--- start of SUPPLIED MATERIAL ---

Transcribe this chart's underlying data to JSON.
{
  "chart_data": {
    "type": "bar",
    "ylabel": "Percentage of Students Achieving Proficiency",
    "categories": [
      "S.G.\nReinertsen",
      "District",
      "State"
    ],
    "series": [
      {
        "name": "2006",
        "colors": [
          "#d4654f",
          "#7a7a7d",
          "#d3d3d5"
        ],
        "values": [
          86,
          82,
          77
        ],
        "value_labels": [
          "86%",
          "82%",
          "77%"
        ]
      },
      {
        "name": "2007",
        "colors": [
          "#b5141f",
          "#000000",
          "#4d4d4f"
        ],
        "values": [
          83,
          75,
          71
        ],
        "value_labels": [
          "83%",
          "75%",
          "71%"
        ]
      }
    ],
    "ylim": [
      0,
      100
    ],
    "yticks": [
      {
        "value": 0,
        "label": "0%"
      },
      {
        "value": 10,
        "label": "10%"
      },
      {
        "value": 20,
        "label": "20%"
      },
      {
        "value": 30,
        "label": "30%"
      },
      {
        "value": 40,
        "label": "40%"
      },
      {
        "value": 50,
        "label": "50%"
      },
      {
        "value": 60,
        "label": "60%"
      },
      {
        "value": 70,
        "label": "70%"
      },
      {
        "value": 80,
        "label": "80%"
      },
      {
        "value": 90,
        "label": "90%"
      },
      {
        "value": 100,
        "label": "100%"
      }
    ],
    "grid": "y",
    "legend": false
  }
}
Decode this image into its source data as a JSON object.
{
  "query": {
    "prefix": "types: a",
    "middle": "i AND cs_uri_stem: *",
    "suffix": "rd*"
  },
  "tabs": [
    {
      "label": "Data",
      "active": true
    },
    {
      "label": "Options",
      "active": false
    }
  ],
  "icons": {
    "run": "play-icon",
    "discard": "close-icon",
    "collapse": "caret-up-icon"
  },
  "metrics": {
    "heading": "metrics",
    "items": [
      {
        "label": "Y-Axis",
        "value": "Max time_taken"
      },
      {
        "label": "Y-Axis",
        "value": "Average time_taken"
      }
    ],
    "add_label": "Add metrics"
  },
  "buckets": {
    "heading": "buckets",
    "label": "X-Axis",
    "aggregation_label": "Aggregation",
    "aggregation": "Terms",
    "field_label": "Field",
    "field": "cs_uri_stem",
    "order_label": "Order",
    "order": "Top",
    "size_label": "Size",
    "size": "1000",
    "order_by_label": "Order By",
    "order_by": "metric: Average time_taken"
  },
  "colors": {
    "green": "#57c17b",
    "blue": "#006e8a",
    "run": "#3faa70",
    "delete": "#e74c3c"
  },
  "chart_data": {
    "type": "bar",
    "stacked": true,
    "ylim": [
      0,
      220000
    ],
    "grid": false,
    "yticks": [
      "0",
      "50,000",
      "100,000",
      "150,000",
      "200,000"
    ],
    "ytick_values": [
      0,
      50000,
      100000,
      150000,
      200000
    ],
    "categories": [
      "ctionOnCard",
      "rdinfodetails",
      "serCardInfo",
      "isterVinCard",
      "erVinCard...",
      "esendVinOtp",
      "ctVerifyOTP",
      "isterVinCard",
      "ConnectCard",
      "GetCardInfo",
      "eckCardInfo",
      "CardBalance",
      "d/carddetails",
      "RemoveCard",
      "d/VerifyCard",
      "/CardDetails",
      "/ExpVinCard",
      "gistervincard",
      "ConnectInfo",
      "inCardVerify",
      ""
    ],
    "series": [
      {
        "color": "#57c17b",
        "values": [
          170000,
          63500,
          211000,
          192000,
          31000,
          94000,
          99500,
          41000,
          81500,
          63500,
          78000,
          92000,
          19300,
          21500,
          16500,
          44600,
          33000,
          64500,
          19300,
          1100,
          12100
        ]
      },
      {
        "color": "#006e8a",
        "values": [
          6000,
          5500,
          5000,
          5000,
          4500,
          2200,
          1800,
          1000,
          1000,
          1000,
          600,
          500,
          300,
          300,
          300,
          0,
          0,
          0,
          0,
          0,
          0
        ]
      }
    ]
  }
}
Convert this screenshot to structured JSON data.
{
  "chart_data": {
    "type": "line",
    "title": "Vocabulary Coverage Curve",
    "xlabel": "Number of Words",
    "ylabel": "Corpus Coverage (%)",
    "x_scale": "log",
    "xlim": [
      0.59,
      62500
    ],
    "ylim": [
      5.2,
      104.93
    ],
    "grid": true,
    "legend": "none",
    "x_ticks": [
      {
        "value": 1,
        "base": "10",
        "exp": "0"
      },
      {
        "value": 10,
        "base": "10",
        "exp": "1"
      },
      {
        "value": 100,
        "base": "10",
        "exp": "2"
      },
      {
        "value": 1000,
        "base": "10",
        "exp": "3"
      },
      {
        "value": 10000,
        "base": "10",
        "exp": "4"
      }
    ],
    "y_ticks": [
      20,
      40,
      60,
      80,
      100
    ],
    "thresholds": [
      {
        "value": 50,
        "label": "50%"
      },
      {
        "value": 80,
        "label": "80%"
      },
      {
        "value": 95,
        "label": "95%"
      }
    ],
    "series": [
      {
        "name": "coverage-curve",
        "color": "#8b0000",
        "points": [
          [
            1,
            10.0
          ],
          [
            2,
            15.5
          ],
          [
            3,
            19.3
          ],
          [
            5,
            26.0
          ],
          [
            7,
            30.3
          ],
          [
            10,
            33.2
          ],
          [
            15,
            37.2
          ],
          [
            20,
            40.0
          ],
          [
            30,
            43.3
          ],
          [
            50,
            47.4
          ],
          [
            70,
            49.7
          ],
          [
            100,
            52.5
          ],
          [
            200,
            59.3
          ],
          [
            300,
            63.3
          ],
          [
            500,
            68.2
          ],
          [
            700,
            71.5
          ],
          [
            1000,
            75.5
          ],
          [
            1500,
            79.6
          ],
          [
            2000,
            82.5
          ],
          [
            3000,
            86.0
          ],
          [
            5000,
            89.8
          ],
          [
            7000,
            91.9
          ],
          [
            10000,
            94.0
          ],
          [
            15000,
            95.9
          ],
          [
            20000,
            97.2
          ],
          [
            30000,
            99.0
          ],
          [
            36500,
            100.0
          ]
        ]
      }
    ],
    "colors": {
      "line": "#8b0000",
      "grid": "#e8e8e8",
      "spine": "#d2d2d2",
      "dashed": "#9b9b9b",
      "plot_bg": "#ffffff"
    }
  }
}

--- end of SUPPLIED MATERIAL ---

» GIVEN INSTRUCTION: Reproduce the material verbatim, line by line.

» REPLY TO THE TASK:
Transcribe this chart's underlying data to JSON.
{
  "chart_data": {
    "type": "bar",
    "ylabel": "Percentage of Students Achieving Proficiency",
    "categories": [
      "S.G.\nReinertsen",
      "District",
      "State"
    ],
    "series": [
      {
        "name": "2006",
        "colors": [
          "#d4654f",
          "#7a7a7d",
          "#d3d3d5"
        ],
        "values": [
          86,
          82,
          77
        ],
        "value_labels": [
          "86%",
          "82%",
          "77%"
        ]
      },
      {
        "name": "2007",
        "colors": [
          "#b5141f",
          "#000000",
          "#4d4d4f"
        ],
        "values": [
          83,
          75,
          71
        ],
        "value_labels": [
          "83%",
          "75%",
          "71%"
        ]
      }
    ],
    "ylim": [
      0,
      100
    ],
    "yticks": [
      {
        "value": 0,
        "label": "0%"
      },
      {
        "value": 10,
        "label": "10%"
      },
      {
        "value": 20,
        "label": "20%"
      },
      {
        "value": 30,
        "label": "30%"
      },
      {
        "value": 40,
        "label": "40%"
      },
      {
        "value": 50,
        "label": "50%"
      },
      {
        "value": 60,
        "label": "60%"
      },
      {
        "value": 70,
        "label": "70%"
      },
      {
        "value": 80,
        "label": "80%"
      },
      {
        "value": 90,
        "label": "90%"
      },
      {
        "value": 100,
        "label": "100%"
      }
    ],
    "grid": "y",
    "legend": false
  }
}
Decode this image into its source data as a JSON object.
{
  "query": {
    "prefix": "types: a",
    "middle": "i AND cs_uri_stem: *",
    "suffix": "rd*"
  },
  "tabs": [
    {
      "label": "Data",
      "active": true
    },
    {
      "label": "Options",
      "active": false
    }
  ],
  "icons": {
    "run": "play-icon",
    "discard": "close-icon",
    "collapse": "caret-up-icon"
  },
  "metrics": {
    "heading": "metrics",
    "items": [
      {
        "label": "Y-Axis",
        "value": "Max time_taken"
      },
      {
        "label": "Y-Axis",
        "value": "Average time_taken"
      }
    ],
    "add_label": "Add metrics"
  },
  "buckets": {
    "heading": "buckets",
    "label": "X-Axis",
    "aggregation_label": "Aggregation",
    "aggregation": "Terms",
    "field_label": "Field",
    "field": "cs_uri_stem",
    "order_label": "Order",
    "order": "Top",
    "size_label": "Size",
    "size": "1000",
    "order_by_label": "Order By",
    "order_by": "metric: Average time_taken"
  },
  "colors": {
    "green": "#57c17b",
    "blue": "#006e8a",
    "run": "#3faa70",
    "delete": "#e74c3c"
  },
  "chart_data": {
    "type": "bar",
    "stacked": true,
    "ylim": [
      0,
      220000
    ],
    "grid": false,
    "yticks": [
      "0",
      "50,000",
      "100,000",
      "150,000",
      "200,000"
    ],
    "ytick_values": [
      0,
      50000,
      100000,
      150000,
      200000
    ],
    "categories": [
      "ctionOnCard",
      "rdinfodetails",
      "serCardInfo",
      "isterVinCard",
      "erVinCard...",
      "esendVinOtp",
      "ctVerifyOTP",
      "isterVinCard",
      "ConnectCard",
      "GetCardInfo",
      "eckCardInfo",
      "CardBalance",
      "d/carddetails",
      "RemoveCard",
      "d/VerifyCard",
      "/CardDetails",
      "/ExpVinCard",
      "gistervincard",
      "ConnectInfo",
      "inCardVerify",
      ""
    ],
    "series": [
      {
        "color": "#57c17b",
        "values": [
          170000,
          63500,
          211000,
          192000,
          31000,
          94000,
          99500,
          41000,
          81500,
          63500,
          78000,
          92000,
          19300,
          21500,
          16500,
          44600,
          33000,
          64500,
          19300,
          1100,
          12100
        ]
      },
      {
        "color": "#006e8a",
        "values": [
          6000,
          5500,
          5000,
          5000,
          4500,
          2200,
          1800,
          1000,
          1000,
          1000,
          600,
          500,
          300,
          300,
          300,
          0,
          0,
          0,
          0,
          0,
          0
        ]
      }
    ]
  }
}
Convert this screenshot to structured JSON data.
{
  "chart_data": {
    "type": "line",
    "title": "Vocabulary Coverage Curve",
    "xlabel": "Number of Words",
    "ylabel": "Corpus Coverage (%)",
    "x_scale": "log",
    "xlim": [
      0.59,
      62500
    ],
    "ylim": [
      5.2,
      104.93
    ],
    "grid": true,
    "legend": "none",
    "x_ticks": [
      {
        "value": 1,
        "base": "10",
        "exp": "0"
      },
      {
        "value": 10,
        "base": "10",
        "exp": "1"
      },
      {
        "value": 100,
        "base": "10",
        "exp": "2"
      },
      {
        "value": 1000,
        "base": "10",
        "exp": "3"
      },
      {
        "value": 10000,
        "base": "10",
        "exp": "4"
      }
    ],
    "y_ticks": [
      20,
      40,
      60,
      80,
      100
    ],
    "thresholds": [
      {
        "value": 50,
        "label": "50%"
      },
      {
        "value": 80,
        "label": "80%"
      },
      {
        "value": 95,
        "label": "95%"
      }
    ],
    "series": [
      {
        "name": "coverage-curve",
        "color": "#8b0000",
        "points": [
          [
            1,
            10.0
          ],
          [
            2,
            15.5
          ],
          [
            3,
            19.3
          ],
          [
            5,
            26.0
          ],
          [
            7,
            30.3
          ],
          [
            10,
            33.2
          ],
          [
            15,
            37.2
          ],
          [
            20,
            40.0
          ],
          [
            30,
            43.3
          ],
          [
            50,
            47.4
          ],
          [
            70,
            49.7
          ],
          [
            100,
            52.5
          ],
          [
            200,
            59.3
          ],
          [
            300,
            63.3
          ],
          [
            500,
            68.2
          ],
          [
            700,
            71.5
          ],
          [
            1000,
            75.5
          ],
          [
            1500,
            79.6
          ],
          [
            2000,
            82.5
          ],
          [
            3000,
            86.0
          ],
          [
            5000,
            89.8
          ],
          [
            7000,
            91.9
          ],
          [
            10000,
            94.0
          ],
          [
            15000,
            95.9
          ],
          [
            20000,
            97.2
          ],
          [
            30000,
            99.0
          ],
          [
            36500,
            100.0
          ]
        ]
      }
    ],
    "colors": {
      "line": "#8b0000",
      "grid": "#e8e8e8",
      "spine": "#d2d2d2",
      "dashed": "#9b9b9b",
      "plot_bg": "#ffffff"
    }
  }
}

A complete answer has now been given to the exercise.